PROBLEM DESCRIPTION: Please swap "row-label" for "row-name" and give the lines again with nothing else changed, starting at the first line and stopping after the line that has "value-cell: 38.6 [370, 154, 389, 166]".

Boxed element entries:
-.-.-

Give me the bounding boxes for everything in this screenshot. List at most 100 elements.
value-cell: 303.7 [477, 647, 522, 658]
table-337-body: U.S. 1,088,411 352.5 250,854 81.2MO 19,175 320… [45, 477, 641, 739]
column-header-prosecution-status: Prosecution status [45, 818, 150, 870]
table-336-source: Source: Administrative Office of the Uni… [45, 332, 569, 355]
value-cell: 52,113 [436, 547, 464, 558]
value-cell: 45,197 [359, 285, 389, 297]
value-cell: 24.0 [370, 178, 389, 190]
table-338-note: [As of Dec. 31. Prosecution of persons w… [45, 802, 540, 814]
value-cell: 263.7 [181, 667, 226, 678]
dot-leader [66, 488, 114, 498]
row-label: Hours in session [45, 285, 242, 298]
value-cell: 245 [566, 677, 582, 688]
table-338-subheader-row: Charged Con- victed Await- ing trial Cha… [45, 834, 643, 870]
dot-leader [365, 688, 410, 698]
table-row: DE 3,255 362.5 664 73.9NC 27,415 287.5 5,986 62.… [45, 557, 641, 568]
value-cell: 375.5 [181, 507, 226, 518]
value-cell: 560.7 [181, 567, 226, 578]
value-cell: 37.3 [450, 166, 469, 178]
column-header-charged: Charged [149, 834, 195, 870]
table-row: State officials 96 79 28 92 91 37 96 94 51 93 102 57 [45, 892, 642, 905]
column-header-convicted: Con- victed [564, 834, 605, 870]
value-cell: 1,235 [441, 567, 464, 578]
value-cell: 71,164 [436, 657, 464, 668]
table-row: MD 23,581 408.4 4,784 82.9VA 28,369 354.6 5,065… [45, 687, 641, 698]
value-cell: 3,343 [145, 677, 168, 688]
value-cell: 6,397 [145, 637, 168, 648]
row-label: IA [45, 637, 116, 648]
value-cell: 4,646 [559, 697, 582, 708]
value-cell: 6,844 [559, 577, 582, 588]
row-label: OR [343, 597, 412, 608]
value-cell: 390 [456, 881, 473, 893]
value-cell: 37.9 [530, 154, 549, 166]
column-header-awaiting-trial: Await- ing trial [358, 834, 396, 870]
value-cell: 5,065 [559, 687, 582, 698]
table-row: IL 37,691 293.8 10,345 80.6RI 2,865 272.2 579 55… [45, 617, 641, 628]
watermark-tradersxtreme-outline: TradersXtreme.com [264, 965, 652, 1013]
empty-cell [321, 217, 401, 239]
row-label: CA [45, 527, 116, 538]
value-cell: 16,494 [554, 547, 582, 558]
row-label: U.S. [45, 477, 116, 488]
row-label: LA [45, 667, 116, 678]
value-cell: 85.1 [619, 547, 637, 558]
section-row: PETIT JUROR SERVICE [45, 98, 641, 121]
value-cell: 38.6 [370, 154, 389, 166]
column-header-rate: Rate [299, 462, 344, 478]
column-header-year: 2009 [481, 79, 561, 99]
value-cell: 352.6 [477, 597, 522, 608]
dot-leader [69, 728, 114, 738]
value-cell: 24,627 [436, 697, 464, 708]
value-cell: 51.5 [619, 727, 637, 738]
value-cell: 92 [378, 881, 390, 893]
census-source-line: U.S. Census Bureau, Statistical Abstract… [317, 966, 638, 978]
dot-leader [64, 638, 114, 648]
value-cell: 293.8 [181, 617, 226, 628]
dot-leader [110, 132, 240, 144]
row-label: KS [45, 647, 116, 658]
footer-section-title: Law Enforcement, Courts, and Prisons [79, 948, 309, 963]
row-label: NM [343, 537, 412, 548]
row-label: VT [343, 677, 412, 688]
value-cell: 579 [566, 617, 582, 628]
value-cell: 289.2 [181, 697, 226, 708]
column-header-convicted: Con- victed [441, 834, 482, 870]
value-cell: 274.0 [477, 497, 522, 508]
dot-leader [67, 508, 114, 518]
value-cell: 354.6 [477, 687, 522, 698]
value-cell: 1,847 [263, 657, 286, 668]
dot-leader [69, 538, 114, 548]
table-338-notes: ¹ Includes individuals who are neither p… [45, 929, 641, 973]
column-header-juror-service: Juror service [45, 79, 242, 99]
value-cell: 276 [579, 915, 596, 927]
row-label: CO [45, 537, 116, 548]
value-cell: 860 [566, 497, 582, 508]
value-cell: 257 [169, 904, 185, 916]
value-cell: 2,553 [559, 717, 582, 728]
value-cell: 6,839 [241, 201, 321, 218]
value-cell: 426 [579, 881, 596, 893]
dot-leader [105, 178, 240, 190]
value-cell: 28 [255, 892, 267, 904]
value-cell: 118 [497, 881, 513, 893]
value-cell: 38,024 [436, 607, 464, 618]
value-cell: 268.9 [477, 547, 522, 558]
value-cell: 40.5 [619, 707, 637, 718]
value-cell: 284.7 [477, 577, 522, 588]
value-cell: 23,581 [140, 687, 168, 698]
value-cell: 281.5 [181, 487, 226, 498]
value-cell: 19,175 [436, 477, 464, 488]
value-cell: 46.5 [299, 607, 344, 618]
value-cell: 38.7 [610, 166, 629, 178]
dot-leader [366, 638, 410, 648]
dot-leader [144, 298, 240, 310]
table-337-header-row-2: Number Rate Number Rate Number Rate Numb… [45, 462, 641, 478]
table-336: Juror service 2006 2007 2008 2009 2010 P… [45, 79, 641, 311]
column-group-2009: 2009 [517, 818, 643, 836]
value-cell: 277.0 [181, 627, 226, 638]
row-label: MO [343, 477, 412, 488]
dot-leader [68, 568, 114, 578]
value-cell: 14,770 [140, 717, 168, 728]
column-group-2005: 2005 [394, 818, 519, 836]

-.-.-

SOLUTION BELOW:
Give me the bounding boxes for everything in this screenshot. List at most 100 elements.
value-cell: 303.7 [477, 647, 522, 658]
table-337-body: U.S. 1,088,411 352.5 250,854 81.2MO 19,175 320… [45, 477, 641, 739]
column-header-prosecution-status: Prosecution status [45, 818, 150, 870]
table-336-source: Source: Administrative Office of the Uni… [45, 332, 569, 355]
value-cell: 52,113 [436, 547, 464, 558]
value-cell: 45,197 [359, 285, 389, 297]
value-cell: 24.0 [370, 178, 389, 190]
table-338-note: [As of Dec. 31. Prosecution of persons w… [45, 802, 540, 814]
value-cell: 263.7 [181, 667, 226, 678]
dot-leader [66, 488, 114, 498]
row-name: Hours in session [45, 285, 242, 298]
value-cell: 245 [566, 677, 582, 688]
table-338-subheader-row: Charged Con- victed Await- ing trial Cha… [45, 834, 643, 870]
dot-leader [365, 688, 410, 698]
table-row: DE 3,255 362.5 664 73.9NC 27,415 287.5 5,986 62.… [45, 557, 641, 568]
value-cell: 375.5 [181, 507, 226, 518]
value-cell: 560.7 [181, 567, 226, 578]
value-cell: 37.3 [450, 166, 469, 178]
column-header-charged: Charged [149, 834, 195, 870]
table-row: State officials 96 79 28 92 91 37 96 94 51 93 102 57 [45, 892, 642, 905]
column-header-convicted: Con- victed [564, 834, 605, 870]
value-cell: 1,235 [441, 567, 464, 578]
value-cell: 71,164 [436, 657, 464, 668]
table-row: MD 23,581 408.4 4,784 82.9VA 28,369 354.6 5,065… [45, 687, 641, 698]
value-cell: 3,343 [145, 677, 168, 688]
value-cell: 6,397 [145, 637, 168, 648]
row-name: IA [45, 637, 116, 648]
value-cell: 4,646 [559, 697, 582, 708]
value-cell: 6,844 [559, 577, 582, 588]
row-name: OR [343, 597, 412, 608]
value-cell: 390 [456, 881, 473, 893]
value-cell: 37.9 [530, 154, 549, 166]
column-header-awaiting-trial: Await- ing trial [358, 834, 396, 870]
value-cell: 5,065 [559, 687, 582, 698]
table-row: IL 37,691 293.8 10,345 80.6RI 2,865 272.2 579 55… [45, 617, 641, 628]
watermark-tradersxtreme-outline: TradersXtreme.com [264, 965, 652, 1013]
empty-cell [321, 217, 401, 239]
row-name: CA [45, 527, 116, 538]
value-cell: 16,494 [554, 547, 582, 558]
row-name: U.S. [45, 477, 116, 488]
row-name: LA [45, 667, 116, 678]
value-cell: 85.1 [619, 547, 637, 558]
section-row: PETIT JUROR SERVICE [45, 98, 641, 121]
value-cell: 38.6 [370, 154, 389, 166]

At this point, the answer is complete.